Work to complete: Recast the lines of every entry below as a numbered list, omitting any blank lines.

═════ Exercise data ═════

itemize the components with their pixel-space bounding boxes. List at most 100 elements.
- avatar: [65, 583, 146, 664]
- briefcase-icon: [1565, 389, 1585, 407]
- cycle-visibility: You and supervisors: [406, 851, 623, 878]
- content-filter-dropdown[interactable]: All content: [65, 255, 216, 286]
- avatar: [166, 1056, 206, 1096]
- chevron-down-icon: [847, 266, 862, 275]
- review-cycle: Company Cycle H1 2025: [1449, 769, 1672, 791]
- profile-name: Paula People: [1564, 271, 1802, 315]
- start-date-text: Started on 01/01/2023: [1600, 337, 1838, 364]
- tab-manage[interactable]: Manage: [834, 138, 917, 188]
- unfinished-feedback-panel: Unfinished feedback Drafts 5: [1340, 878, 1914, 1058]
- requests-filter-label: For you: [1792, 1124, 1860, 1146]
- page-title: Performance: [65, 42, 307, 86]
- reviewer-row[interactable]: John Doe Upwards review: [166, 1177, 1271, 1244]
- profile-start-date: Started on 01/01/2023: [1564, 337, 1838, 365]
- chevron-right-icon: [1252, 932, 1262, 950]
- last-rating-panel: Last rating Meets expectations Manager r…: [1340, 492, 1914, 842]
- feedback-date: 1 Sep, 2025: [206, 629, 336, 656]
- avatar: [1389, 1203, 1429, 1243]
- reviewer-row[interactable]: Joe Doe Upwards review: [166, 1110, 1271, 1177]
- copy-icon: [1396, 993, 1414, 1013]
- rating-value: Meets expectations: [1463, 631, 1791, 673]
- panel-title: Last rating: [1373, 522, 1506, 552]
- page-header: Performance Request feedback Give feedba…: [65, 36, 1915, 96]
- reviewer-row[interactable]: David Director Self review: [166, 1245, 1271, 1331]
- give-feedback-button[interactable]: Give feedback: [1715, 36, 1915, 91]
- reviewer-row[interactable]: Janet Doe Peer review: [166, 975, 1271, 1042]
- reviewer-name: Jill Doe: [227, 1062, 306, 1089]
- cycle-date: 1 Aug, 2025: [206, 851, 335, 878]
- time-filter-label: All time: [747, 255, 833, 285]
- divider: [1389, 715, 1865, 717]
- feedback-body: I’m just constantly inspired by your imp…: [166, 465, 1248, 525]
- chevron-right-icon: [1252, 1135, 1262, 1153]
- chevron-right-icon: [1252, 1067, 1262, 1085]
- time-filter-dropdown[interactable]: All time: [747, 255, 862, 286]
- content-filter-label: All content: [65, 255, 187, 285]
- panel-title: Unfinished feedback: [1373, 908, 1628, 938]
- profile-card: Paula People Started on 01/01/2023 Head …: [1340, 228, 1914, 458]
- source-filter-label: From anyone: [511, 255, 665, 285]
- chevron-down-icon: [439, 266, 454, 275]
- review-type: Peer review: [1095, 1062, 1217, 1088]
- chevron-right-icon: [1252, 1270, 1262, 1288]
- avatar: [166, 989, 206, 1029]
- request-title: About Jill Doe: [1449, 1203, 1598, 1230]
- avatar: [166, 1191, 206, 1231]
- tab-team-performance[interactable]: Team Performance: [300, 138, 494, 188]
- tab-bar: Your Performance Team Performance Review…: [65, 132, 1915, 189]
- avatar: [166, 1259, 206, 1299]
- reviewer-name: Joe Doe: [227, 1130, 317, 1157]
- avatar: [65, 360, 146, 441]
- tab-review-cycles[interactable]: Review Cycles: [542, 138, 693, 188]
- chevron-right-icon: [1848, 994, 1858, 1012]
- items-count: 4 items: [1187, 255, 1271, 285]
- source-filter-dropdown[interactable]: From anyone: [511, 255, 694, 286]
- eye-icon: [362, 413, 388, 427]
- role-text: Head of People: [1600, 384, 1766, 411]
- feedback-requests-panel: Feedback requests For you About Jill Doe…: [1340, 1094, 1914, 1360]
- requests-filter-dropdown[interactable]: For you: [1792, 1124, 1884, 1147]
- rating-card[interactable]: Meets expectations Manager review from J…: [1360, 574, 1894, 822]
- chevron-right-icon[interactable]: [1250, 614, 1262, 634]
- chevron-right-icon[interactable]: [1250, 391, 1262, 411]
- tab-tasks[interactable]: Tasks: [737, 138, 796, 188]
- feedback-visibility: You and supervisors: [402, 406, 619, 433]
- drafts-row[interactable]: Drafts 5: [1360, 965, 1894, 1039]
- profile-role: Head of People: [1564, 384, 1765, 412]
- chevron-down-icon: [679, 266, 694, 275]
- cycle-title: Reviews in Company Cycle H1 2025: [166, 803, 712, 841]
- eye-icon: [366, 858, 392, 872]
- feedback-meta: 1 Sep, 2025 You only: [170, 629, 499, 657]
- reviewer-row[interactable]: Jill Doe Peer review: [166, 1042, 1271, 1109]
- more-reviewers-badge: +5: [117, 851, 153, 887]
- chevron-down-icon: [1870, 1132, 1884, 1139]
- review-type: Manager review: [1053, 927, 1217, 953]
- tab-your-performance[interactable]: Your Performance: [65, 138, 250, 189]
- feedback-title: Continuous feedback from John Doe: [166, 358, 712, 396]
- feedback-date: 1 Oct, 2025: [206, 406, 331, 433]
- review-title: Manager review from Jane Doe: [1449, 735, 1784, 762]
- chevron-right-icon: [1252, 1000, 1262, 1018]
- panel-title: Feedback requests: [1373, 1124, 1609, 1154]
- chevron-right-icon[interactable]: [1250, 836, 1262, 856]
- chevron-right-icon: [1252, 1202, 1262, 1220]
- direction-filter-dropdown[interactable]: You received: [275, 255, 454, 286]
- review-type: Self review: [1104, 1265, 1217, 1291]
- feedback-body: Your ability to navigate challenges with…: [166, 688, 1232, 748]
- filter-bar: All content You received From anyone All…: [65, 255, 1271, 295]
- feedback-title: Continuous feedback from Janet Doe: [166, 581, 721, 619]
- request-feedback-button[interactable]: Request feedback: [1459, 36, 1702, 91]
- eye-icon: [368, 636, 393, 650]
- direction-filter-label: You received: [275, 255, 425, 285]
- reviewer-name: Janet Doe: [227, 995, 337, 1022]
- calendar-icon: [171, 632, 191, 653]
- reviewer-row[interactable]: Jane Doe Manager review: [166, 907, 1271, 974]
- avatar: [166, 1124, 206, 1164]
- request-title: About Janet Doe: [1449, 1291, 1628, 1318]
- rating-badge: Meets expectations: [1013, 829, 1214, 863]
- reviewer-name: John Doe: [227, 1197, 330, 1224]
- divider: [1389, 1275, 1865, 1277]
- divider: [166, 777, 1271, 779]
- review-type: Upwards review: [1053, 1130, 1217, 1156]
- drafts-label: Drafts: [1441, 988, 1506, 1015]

═════

Full output:
1. itemize the components with their pixel-space bounding boxes. List at most 100 elements.
2. - avatar: [65, 583, 146, 664]
3. - briefcase-icon: [1565, 389, 1585, 407]
4. - cycle-visibility: You and supervisors: [406, 851, 623, 878]
5. - content-filter-dropdown[interactable]: All content: [65, 255, 216, 286]
6. - avatar: [166, 1056, 206, 1096]
7. - chevron-down-icon: [847, 266, 862, 275]
8. - review-cycle: Company Cycle H1 2025: [1449, 769, 1672, 791]
9. - profile-name: Paula People: [1564, 271, 1802, 315]
10. - start-date-text: Started on 01/01/2023: [1600, 337, 1838, 364]
11. - tab-manage[interactable]: Manage: [834, 138, 917, 188]
12. - unfinished-feedback-panel: Unfinished feedback Drafts 5: [1340, 878, 1914, 1058]
13. - requests-filter-label: For you: [1792, 1124, 1860, 1146]
14. - page-title: Performance: [65, 42, 307, 86]
15. - reviewer-row[interactable]: John Doe Upwards review: [166, 1177, 1271, 1244]
16. - profile-start-date: Started on 01/01/2023: [1564, 337, 1838, 365]
17. - chevron-right-icon: [1252, 932, 1262, 950]
18. - last-rating-panel: Last rating Meets expectations Manager r…: [1340, 492, 1914, 842]
19. - feedback-date: 1 Sep, 2025: [206, 629, 336, 656]
20. - avatar: [1389, 1203, 1429, 1243]
21. - reviewer-row[interactable]: Joe Doe Upwards review: [166, 1110, 1271, 1177]
22. - copy-icon: [1396, 993, 1414, 1013]
23. - rating-value: Meets expectations: [1463, 631, 1791, 673]
24. - panel-title: Last rating: [1373, 522, 1506, 552]
25. - page-header: Performance Request feedback Give feedba…: [65, 36, 1915, 96]
26. - reviewer-row[interactable]: David Director Self review: [166, 1245, 1271, 1331]
27. - give-feedback-button[interactable]: Give feedback: [1715, 36, 1915, 91]
28. - reviewer-row[interactable]: Janet Doe Peer review: [166, 975, 1271, 1042]
29. - reviewer-name: Jill Doe: [227, 1062, 306, 1089]
30. - cycle-date: 1 Aug, 2025: [206, 851, 335, 878]
31. - time-filter-label: All time: [747, 255, 833, 285]
32. - divider: [1389, 715, 1865, 717]
33. - feedback-body: I’m just constantly inspired by your imp…: [166, 465, 1248, 525]
34. - chevron-right-icon: [1252, 1135, 1262, 1153]
35. - chevron-right-icon: [1252, 1067, 1262, 1085]
36. - time-filter-dropdown[interactable]: All time: [747, 255, 862, 286]
37. - content-filter-label: All content: [65, 255, 187, 285]
38. - panel-title: Unfinished feedback: [1373, 908, 1628, 938]
39. - profile-card: Paula People Started on 01/01/2023 Head …: [1340, 228, 1914, 458]
40. - source-filter-label: From anyone: [511, 255, 665, 285]
41. - chevron-down-icon: [439, 266, 454, 275]
42. - review-type: Peer review: [1095, 1062, 1217, 1088]
43. - chevron-right-icon: [1252, 1270, 1262, 1288]
44. - avatar: [166, 989, 206, 1029]
45. - request-title: About Jill Doe: [1449, 1203, 1598, 1230]
46. - avatar: [166, 1191, 206, 1231]
47. - tab-team-performance[interactable]: Team Performance: [300, 138, 494, 188]
48. - tab-bar: Your Performance Team Performance Review…: [65, 132, 1915, 189]
49. - avatar: [166, 1259, 206, 1299]
50. - reviewer-name: Joe Doe: [227, 1130, 317, 1157]
51. - avatar: [65, 360, 146, 441]
52. - tab-review-cycles[interactable]: Review Cycles: [542, 138, 693, 188]
53. - chevron-right-icon: [1848, 994, 1858, 1012]
54. - items-count: 4 items: [1187, 255, 1271, 285]
55. - source-filter-dropdown[interactable]: From anyone: [511, 255, 694, 286]
56. - eye-icon: [362, 413, 388, 427]
57. - role-text: Head of People: [1600, 384, 1766, 411]
58. - feedback-requests-panel: Feedback requests For you About Jill Doe…: [1340, 1094, 1914, 1360]
59. - requests-filter-dropdown[interactable]: For you: [1792, 1124, 1884, 1147]
60. - rating-card[interactable]: Meets expectations Manager review from J…: [1360, 574, 1894, 822]
61. - chevron-right-icon[interactable]: [1250, 614, 1262, 634]
62. - chevron-right-icon[interactable]: [1250, 391, 1262, 411]
63. - tab-tasks[interactable]: Tasks: [737, 138, 796, 188]
64. - feedback-visibility: You and supervisors: [402, 406, 619, 433]
65. - drafts-row[interactable]: Drafts 5: [1360, 965, 1894, 1039]
66. - profile-role: Head of People: [1564, 384, 1765, 412]
67. - chevron-down-icon: [679, 266, 694, 275]
68. - cycle-title: Reviews in Company Cycle H1 2025: [166, 803, 712, 841]
69. - eye-icon: [366, 858, 392, 872]
70. - feedback-meta: 1 Sep, 2025 You only: [170, 629, 499, 657]
71. - reviewer-row[interactable]: Jill Doe Peer review: [166, 1042, 1271, 1109]
72. - more-reviewers-badge: +5: [117, 851, 153, 887]
73. - chevron-down-icon: [1870, 1132, 1884, 1139]
74. - review-type: Manager review: [1053, 927, 1217, 953]
75. - tab-your-performance[interactable]: Your Performance: [65, 138, 250, 189]
76. - feedback-title: Continuous feedback from John Doe: [166, 358, 712, 396]
77. - feedback-date: 1 Oct, 2025: [206, 406, 331, 433]
78. - review-title: Manager review from Jane Doe: [1449, 735, 1784, 762]
79. - chevron-right-icon: [1252, 1000, 1262, 1018]
80. - panel-title: Feedback requests: [1373, 1124, 1609, 1154]
81. - chevron-right-icon[interactable]: [1250, 836, 1262, 856]
82. - chevron-right-icon: [1252, 1202, 1262, 1220]
83. - direction-filter-dropdown[interactable]: You received: [275, 255, 454, 286]
84. - review-type: Self review: [1104, 1265, 1217, 1291]
85. - feedback-body: Your ability to navigate challenges with…: [166, 688, 1232, 748]
86. - filter-bar: All content You received From anyone All…: [65, 255, 1271, 295]
87. - feedback-title: Continuous feedback from Janet Doe: [166, 581, 721, 619]
88. - request-feedback-button[interactable]: Request feedback: [1459, 36, 1702, 91]
89. - eye-icon: [368, 636, 393, 650]
90. - direction-filter-label: You received: [275, 255, 425, 285]
91. - reviewer-name: Janet Doe: [227, 995, 337, 1022]
92. - calendar-icon: [171, 632, 191, 653]
93. - reviewer-row[interactable]: Jane Doe Manager review: [166, 907, 1271, 974]
94. - avatar: [166, 1124, 206, 1164]
95. - request-title: About Janet Doe: [1449, 1291, 1628, 1318]
96. - rating-badge: Meets expectations: [1013, 829, 1214, 863]
97. - reviewer-name: John Doe: [227, 1197, 330, 1224]
98. - divider: [1389, 1275, 1865, 1277]
99. - divider: [166, 777, 1271, 779]
100. - review-type: Upwards review: [1053, 1130, 1217, 1156]
101. - drafts-label: Drafts: [1441, 988, 1506, 1015]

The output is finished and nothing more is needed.